Transcribe every record that appears below, exactly and in full.

* BEGIN DATA EXCERPTS *

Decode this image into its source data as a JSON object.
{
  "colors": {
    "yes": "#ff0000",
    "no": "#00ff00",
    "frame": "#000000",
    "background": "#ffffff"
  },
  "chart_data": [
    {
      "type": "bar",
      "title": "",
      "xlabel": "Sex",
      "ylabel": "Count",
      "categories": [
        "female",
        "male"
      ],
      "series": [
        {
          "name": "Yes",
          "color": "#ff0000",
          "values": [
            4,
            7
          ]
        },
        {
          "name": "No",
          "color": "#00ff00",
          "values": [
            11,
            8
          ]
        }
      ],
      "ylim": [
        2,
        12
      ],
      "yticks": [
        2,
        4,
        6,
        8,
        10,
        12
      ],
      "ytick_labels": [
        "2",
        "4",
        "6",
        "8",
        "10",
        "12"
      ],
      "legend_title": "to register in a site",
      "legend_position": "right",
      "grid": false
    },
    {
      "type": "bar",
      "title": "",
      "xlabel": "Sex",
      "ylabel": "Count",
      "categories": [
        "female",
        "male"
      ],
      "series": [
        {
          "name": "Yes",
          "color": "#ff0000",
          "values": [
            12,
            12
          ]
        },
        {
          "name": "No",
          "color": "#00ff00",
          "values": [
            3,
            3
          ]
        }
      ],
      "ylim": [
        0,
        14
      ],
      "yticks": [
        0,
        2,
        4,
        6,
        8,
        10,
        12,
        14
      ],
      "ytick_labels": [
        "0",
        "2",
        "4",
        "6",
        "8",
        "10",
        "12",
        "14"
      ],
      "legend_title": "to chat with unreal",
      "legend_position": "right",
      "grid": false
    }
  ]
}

* END DATA EXCERPTS *

◆ EXERCISE OUTPUT
Decode this image into its source data as a JSON object.
{
  "colors": {
    "yes": "#ff0000",
    "no": "#00ff00",
    "frame": "#000000",
    "background": "#ffffff"
  },
  "chart_data": [
    {
      "type": "bar",
      "title": "",
      "xlabel": "Sex",
      "ylabel": "Count",
      "categories": [
        "female",
        "male"
      ],
      "series": [
        {
          "name": "Yes",
          "color": "#ff0000",
          "values": [
            4,
            7
          ]
        },
        {
          "name": "No",
          "color": "#00ff00",
          "values": [
            11,
            8
          ]
        }
      ],
      "ylim": [
        2,
        12
      ],
      "yticks": [
        2,
        4,
        6,
        8,
        10,
        12
      ],
      "ytick_labels": [
        "2",
        "4",
        "6",
        "8",
        "10",
        "12"
      ],
      "legend_title": "to register in a site",
      "legend_position": "right",
      "grid": false
    },
    {
      "type": "bar",
      "title": "",
      "xlabel": "Sex",
      "ylabel": "Count",
      "categories": [
        "female",
        "male"
      ],
      "series": [
        {
          "name": "Yes",
          "color": "#ff0000",
          "values": [
            12,
            12
          ]
        },
        {
          "name": "No",
          "color": "#00ff00",
          "values": [
            3,
            3
          ]
        }
      ],
      "ylim": [
        0,
        14
      ],
      "yticks": [
        0,
        2,
        4,
        6,
        8,
        10,
        12,
        14
      ],
      "ytick_labels": [
        "0",
        "2",
        "4",
        "6",
        "8",
        "10",
        "12",
        "14"
      ],
      "legend_title": "to chat with unreal",
      "legend_position": "right",
      "grid": false
    }
  ]
}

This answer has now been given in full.